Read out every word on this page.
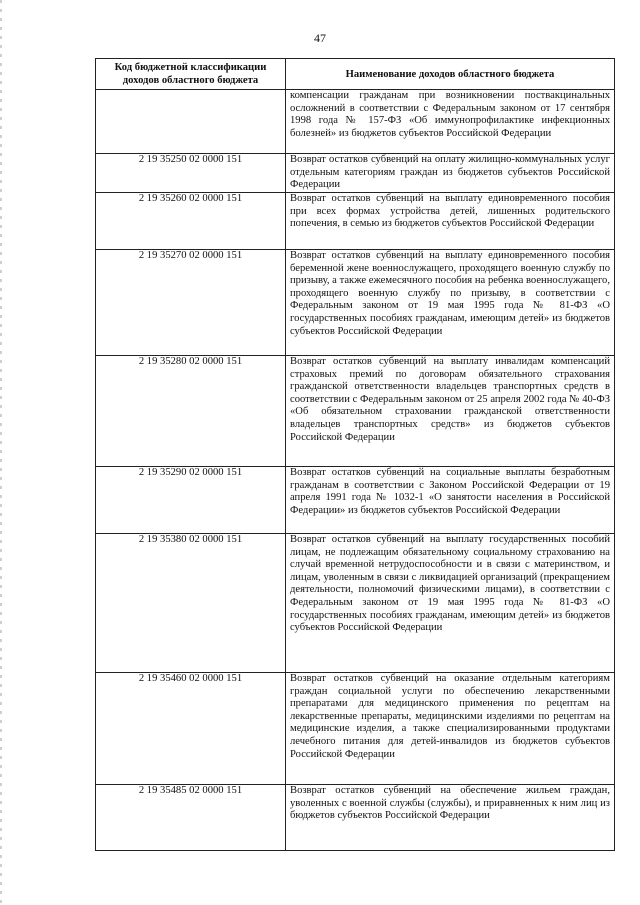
47
Код бюджетной классификации доходов областного бюджета	Наименование доходов областного бюджета
	компенсации гражданам при возникновении поствакцинальных осложнений в соответствии с Федеральным законом от 17 сентября 1998 года № 157-ФЗ «Об иммунопрофилактике инфекционных болезней» из бюджетов субъектов Российской Федерации
2 19 35250 02 0000 151	Возврат остатков субвенций на оплату жилищно-коммунальных услуг отдельным категориям граждан из бюджетов субъектов Российской Федерации
2 19 35260 02 0000 151	Возврат остатков субвенций на выплату единовременного пособия при всех формах устройства детей, лишенных родительского попечения, в семью из бюджетов субъектов Российской Федерации
2 19 35270 02 0000 151	Возврат остатков субвенций на выплату единовременного пособия беременной жене военнослужащего, проходящего военную службу по призыву, а также ежемесячного пособия на ребенка военнослужащего, проходящего военную службу по призыву, в соответствии с Федеральным законом от 19 мая 1995 года № 81-ФЗ «О государственных пособиях гражданам, имеющим детей» из бюджетов субъектов Российской Федерации
2 19 35280 02 0000 151	Возврат остатков субвенций на выплату инвалидам компенсаций страховых премий по договорам обязательного страхования гражданской ответственности владельцев транспортных средств в соответствии с Федеральным законом от 25 апреля 2002 года № 40-ФЗ «Об обязательном страховании гражданской ответственности владельцев транспортных средств» из бюджетов субъектов Российской Федерации
2 19 35290 02 0000 151	Возврат остатков субвенций на социальные выплаты безработным гражданам в соответствии с Законом Российской Федерации от 19 апреля 1991 года № 1032-1 «О занятости населения в Российской Федерации» из бюджетов субъектов Российской Федерации
2 19 35380 02 0000 151	Возврат остатков субвенций на выплату государственных пособий лицам, не подлежащим обязательному социальному страхованию на случай временной нетрудоспособности и в связи с материнством, и лицам, уволенным в связи с ликвидацией организаций (прекращением деятельности, полномочий физическими лицами), в соответствии с Федеральным законом от 19 мая 1995 года № 81-ФЗ «О государственных пособиях гражданам, имеющим детей» из бюджетов субъектов Российской Федерации
2 19 35460 02 0000 151	Возврат остатков субвенций на оказание отдельным категориям граждан социальной услуги по обеспечению лекарственными препаратами для медицинского применения по рецептам на лекарственные препараты, медицинскими изделиями по рецептам на медицинские изделия, а также специализированными продуктами лечебного питания для детей-инвалидов из бюджетов субъектов Российской Федерации
2 19 35485 02 0000 151	Возврат остатков субвенций на обеспечение жильем граждан, уволенных с военной службы (службы), и приравненных к ним лиц из бюджетов субъектов Российской Федерации
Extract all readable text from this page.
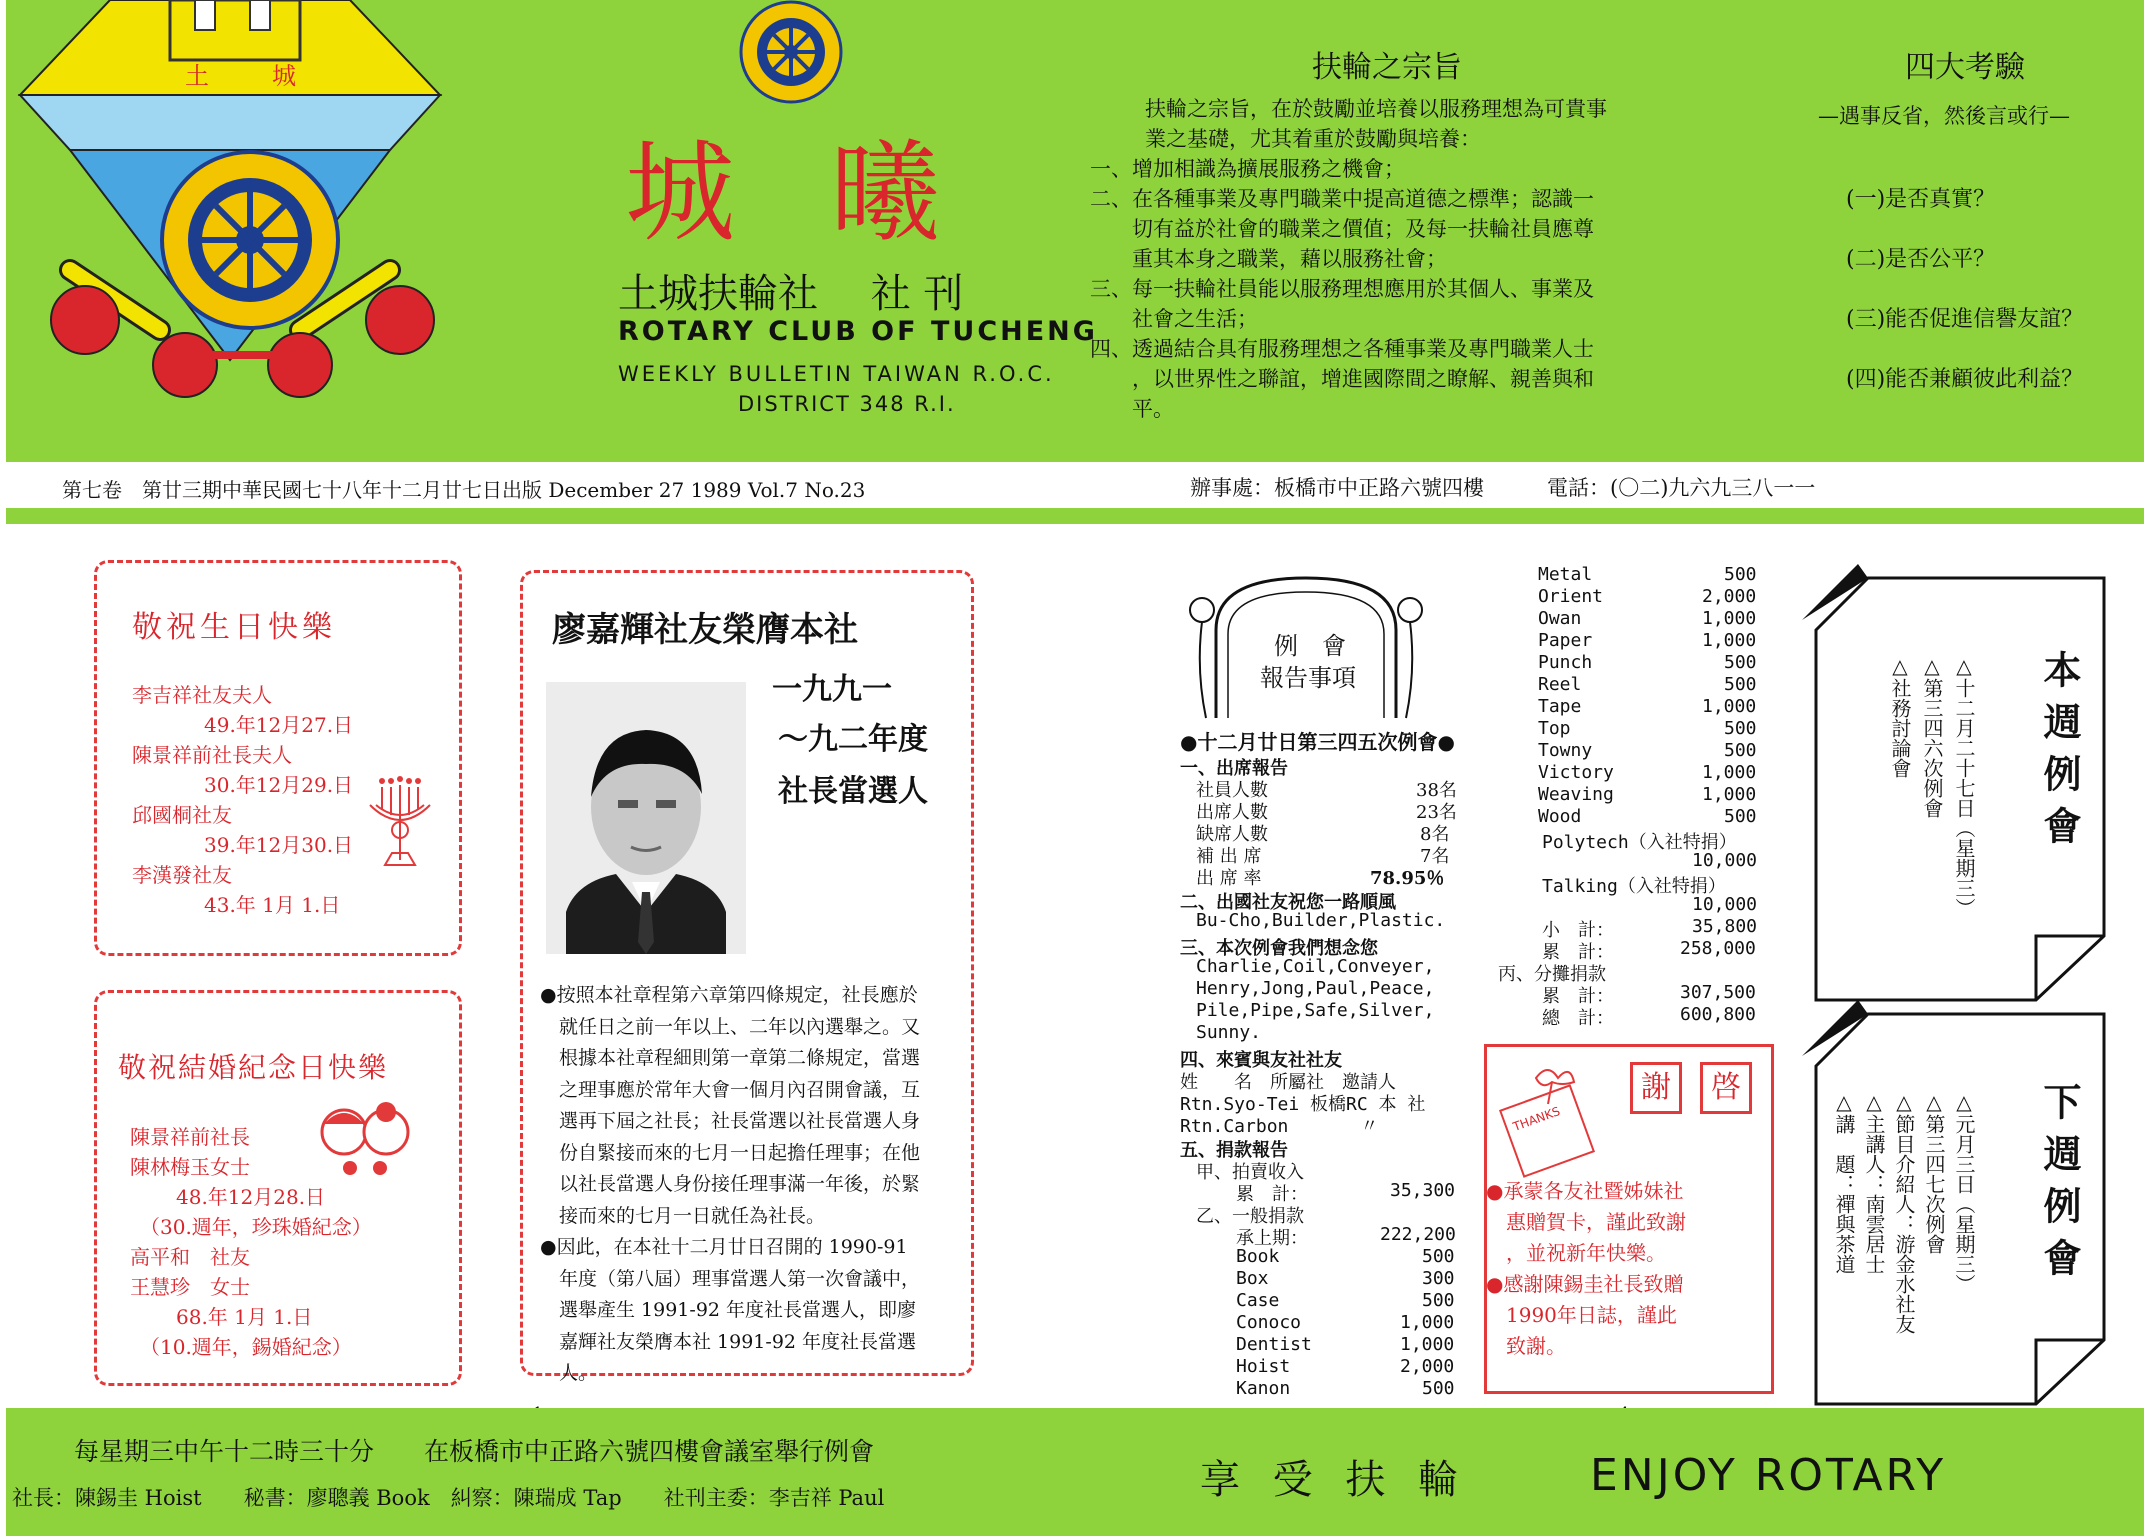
土	城
城 曦
土城扶輪社　 社 刊
ROTARY CLUB OF TUCHENG
WEEKLY BULLETIN TAIWAN R.O.C.
DISTRICT 348 R.I.
扶輪之宗旨
扶輪之宗旨，在於鼓勵並培養以服務理想為可貴事
業之基礎，尤其着重於鼓勵與培養：
一、增加相識為擴展服務之機會；
二、在各種事業及專門職業中提高道德之標準；認識一
　　切有益於社會的職業之價值；及每一扶輪社員應尊
　　重其本身之職業，藉以服務社會；
三、每一扶輪社員能以服務理想應用於其個人、事業及
　　社會之生活；
四、透過結合具有服務理想之各種事業及專門職業人士
　　，以世界性之聯誼，增進國際間之瞭解、親善與和
　　平。
四大考驗
—遇事反省，然後言或行—
(一)是否真實？
(二)是否公平？
(三)能否促進信譽友誼？
(四)能否兼顧彼此利益？
第七卷　第廿三期中華民國七十八年十二月廿七日出版 December 27 1989 Vol.7 No.23	辦事處：板橋市中正路六號四樓　　　電話：(〇二)九六九三八一一
敬祝生日快樂
李吉祥社友夫人
49.年12月27.日
陳景祥前社長夫人
30.年12月29.日
邱國桐社友
39.年12月30.日
李漢發社友
43.年 1月 1.日
敬祝結婚紀念日快樂
陳景祥前社長
陳林梅玉女士
　48.年12月28.日
　（30.週年，珍珠婚紀念）
高平和　社友
王慧珍　女士
　68.年 1月 1.日
　（10.週年，錫婚紀念）
廖嘉輝社友榮膺本社
一九九一
～九二年度
社長當選人
●按照本社章程第六章第四條規定，社長應於
　就任日之前一年以上、二年以內選舉之。又
　根據本社章程細則第一章第二條規定，當選
　之理事應於常年大會一個月內召開會議，互
　選再下屆之社長；社長當選以社長當選人身
　份自緊接而來的七月一日起擔任理事；在他
　以社長當選人身份接任理事滿一年後，於緊
　接而來的七月一日就任為社長。
●因此，在本社十二月廿日召開的 1990-91
　年度（第八屆）理事當選人第一次會議中，
　選舉產生 1991-92 年度社長當選人，即廖
　嘉輝社友榮膺本社 1991-92 年度社長當選
　人。
每星期三中午十二時三十分　　在板橋市中正路六號四樓會議室舉行例會
社長：陳錫圭 Hoist　　秘書：廖聰義 Book　糾察：陳瑞成 Tap　　社刊主委：李吉祥 Paul	享 受 扶 輪	ENJOY ROTARY
例　會
報告事項
●十二月廿日第三四五次例會●
一、出席報告
社員人數	38名
出席人數	23名
缺席人數	8名
補 出 席	7名
出 席 率	78.95％
二、出國社友祝您一路順風
Bu-Cho,Builder,Plastic.
三、本次例會我們想念您
Charlie,Coil,Conveyer,
Henry,Jong,Paul,Peace,
Pile,Pipe,Safe,Silver,
Sunny.
四、來賓與友社社友
姓　　名　所屬社　邀請人
Rtn.Syo-Tei 板橋RC 本 社
Rtn.Carbon　　　　〃
五、捐款報告
甲、拍賣收入
累　計：	35,300
乙、一般捐款
承上期：	222,200
Book	500
Box	300
Case	500
Conoco	1,000
Dentist	1,000
Hoist	2,000
Kanon	500
Metal	500
Orient	2,000
Owan	1,000
Paper	1,000
Punch	500
Reel	500
Tape	1,000
Top	500
Towny	500
Victory	1,000
Weaving	1,000
Wood	500
Polytech（入社特捐）
10,000
Talking（入社特捐）
10,000
小　計：	35,800
累　計：	258,000
丙、分攤捐款
累　計：	307,500
總　計：	600,800
THANKS
謝	啓
●承蒙各友社暨姊妹社
　惠贈賀卡，謹此致謝
　，並祝新年快樂。
●感謝陳錫圭社長致贈
　1990年日誌，謹此
　致謝。
本週例會
△十二月二十七日（星期三）
△第三四六次例會
△社務討論會
下週例會
△元月三日（星期三）
△第三四七次例會
△節目介紹人：游金水社友
△主講人：南雲居士
△講　題：禪與茶道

== TASK REQUIREMENTS ==
Go through the listing above and write it all out exactly, leaving out any picture.

== RESULT FOR THIS EXERCISE ==
Read out every word on this page.
47
Код бюджетной классификации доходов областного бюджета	Наименование доходов областного бюджета
	компенсации гражданам при возникновении поствакцинальных осложнений в соответствии с Федеральным законом от 17 сентября 1998 года № 157-ФЗ «Об иммунопрофилактике инфекционных болезней» из бюджетов субъектов Российской Федерации
2 19 35250 02 0000 151	Возврат остатков субвенций на оплату жилищно-коммунальных услуг отдельным категориям граждан из бюджетов субъектов Российской Федерации
2 19 35260 02 0000 151	Возврат остатков субвенций на выплату единовременного пособия при всех формах устройства детей, лишенных родительского попечения, в семью из бюджетов субъектов Российской Федерации
2 19 35270 02 0000 151	Возврат остатков субвенций на выплату единовременного пособия беременной жене военнослужащего, проходящего военную службу по призыву, а также ежемесячного пособия на ребенка военнослужащего, проходящего военную службу по призыву, в соответствии с Федеральным законом от 19 мая 1995 года № 81-ФЗ «О государственных пособиях гражданам, имеющим детей» из бюджетов субъектов Российской Федерации
2 19 35280 02 0000 151	Возврат остатков субвенций на выплату инвалидам компенсаций страховых премий по договорам обязательного страхования гражданской ответственности владельцев транспортных средств в соответствии с Федеральным законом от 25 апреля 2002 года № 40-ФЗ «Об обязательном страховании гражданской ответственности владельцев транспортных средств» из бюджетов субъектов Российской Федерации
2 19 35290 02 0000 151	Возврат остатков субвенций на социальные выплаты безработным гражданам в соответствии с Законом Российской Федерации от 19 апреля 1991 года № 1032-1 «О занятости населения в Российской Федерации» из бюджетов субъектов Российской Федерации
2 19 35380 02 0000 151	Возврат остатков субвенций на выплату государственных пособий лицам, не подлежащим обязательному социальному страхованию на случай временной нетрудоспособности и в связи с материнством, и лицам, уволенным в связи с ликвидацией организаций (прекращением деятельности, полномочий физическими лицами), в соответствии с Федеральным законом от 19 мая 1995 года № 81-ФЗ «О государственных пособиях гражданам, имеющим детей» из бюджетов субъектов Российской Федерации
2 19 35460 02 0000 151	Возврат остатков субвенций на оказание отдельным категориям граждан социальной услуги по обеспечению лекарственными препаратами для медицинского применения по рецептам на лекарственные препараты, медицинскими изделиями по рецептам на медицинские изделия, а также специализированными продуктами лечебного питания для детей-инвалидов из бюджетов субъектов Российской Федерации
2 19 35485 02 0000 151	Возврат остатков субвенций на обеспечение жильем граждан, уволенных с военной службы (службы), и приравненных к ним лиц из бюджетов субъектов Российской Федерации
Extract all readable text from this page.
土	城
城 曦
土城扶輪社　 社 刊
ROTARY CLUB OF TUCHENG
WEEKLY BULLETIN TAIWAN R.O.C.
DISTRICT 348 R.I.
扶輪之宗旨
扶輪之宗旨，在於鼓勵並培養以服務理想為可貴事
業之基礎，尤其着重於鼓勵與培養：
一、增加相識為擴展服務之機會；
二、在各種事業及專門職業中提高道德之標準；認識一
　　切有益於社會的職業之價值；及每一扶輪社員應尊
　　重其本身之職業，藉以服務社會；
三、每一扶輪社員能以服務理想應用於其個人、事業及
　　社會之生活；
四、透過結合具有服務理想之各種事業及專門職業人士
　　，以世界性之聯誼，增進國際間之瞭解、親善與和
　　平。
四大考驗
—遇事反省，然後言或行—
(一)是否真實？
(二)是否公平？
(三)能否促進信譽友誼？
(四)能否兼顧彼此利益？
第七卷　第廿三期中華民國七十八年十二月廿七日出版 December 27 1989 Vol.7 No.23	辦事處：板橋市中正路六號四樓　　　電話：(〇二)九六九三八一一
敬祝生日快樂
李吉祥社友夫人
49.年12月27.日
陳景祥前社長夫人
30.年12月29.日
邱國桐社友
39.年12月30.日
李漢發社友
43.年 1月 1.日
敬祝結婚紀念日快樂
陳景祥前社長
陳林梅玉女士
　48.年12月28.日
　（30.週年，珍珠婚紀念）
高平和　社友
王慧珍　女士
　68.年 1月 1.日
　（10.週年，錫婚紀念）
廖嘉輝社友榮膺本社
一九九一
～九二年度
社長當選人
●按照本社章程第六章第四條規定，社長應於
　就任日之前一年以上、二年以內選舉之。又
　根據本社章程細則第一章第二條規定，當選
　之理事應於常年大會一個月內召開會議，互
　選再下屆之社長；社長當選以社長當選人身
　份自緊接而來的七月一日起擔任理事；在他
　以社長當選人身份接任理事滿一年後，於緊
　接而來的七月一日就任為社長。
●因此，在本社十二月廿日召開的 1990-91
　年度（第八屆）理事當選人第一次會議中，
　選舉產生 1991-92 年度社長當選人，即廖
　嘉輝社友榮膺本社 1991-92 年度社長當選
　人。
每星期三中午十二時三十分　　在板橋市中正路六號四樓會議室舉行例會
社長：陳錫圭 Hoist　　秘書：廖聰義 Book　糾察：陳瑞成 Tap　　社刊主委：李吉祥 Paul	享 受 扶 輪	ENJOY ROTARY
例　會
報告事項
●十二月廿日第三四五次例會●
一、出席報告
社員人數	38名
出席人數	23名
缺席人數	8名
補 出 席	7名
出 席 率	78.95％
二、出國社友祝您一路順風
Bu-Cho,Builder,Plastic.
三、本次例會我們想念您
Charlie,Coil,Conveyer,
Henry,Jong,Paul,Peace,
Pile,Pipe,Safe,Silver,
Sunny.
四、來賓與友社社友
姓　　名　所屬社　邀請人
Rtn.Syo-Tei 板橋RC 本 社
Rtn.Carbon　　　　〃
五、捐款報告
甲、拍賣收入
累　計：	35,300
乙、一般捐款
承上期：	222,200
Book	500
Box	300
Case	500
Conoco	1,000
Dentist	1,000
Hoist	2,000
Kanon	500
Metal	500
Orient	2,000
Owan	1,000
Paper	1,000
Punch	500
Reel	500
Tape	1,000
Top	500
Towny	500
Victory	1,000
Weaving	1,000
Wood	500
Polytech（入社特捐）
10,000
Talking（入社特捐）
10,000
小　計：	35,800
累　計：	258,000
丙、分攤捐款
累　計：	307,500
總　計：	600,800
THANKS
謝	啓
●承蒙各友社暨姊妹社
　惠贈賀卡，謹此致謝
　，並祝新年快樂。
●感謝陳錫圭社長致贈
　1990年日誌，謹此
　致謝。
本週例會
△十二月二十七日（星期三）
△第三四六次例會
△社務討論會
下週例會
△元月三日（星期三）
△第三四七次例會
△節目介紹人：游金水社友
△主講人：南雲居士
△講　題：禪與茶道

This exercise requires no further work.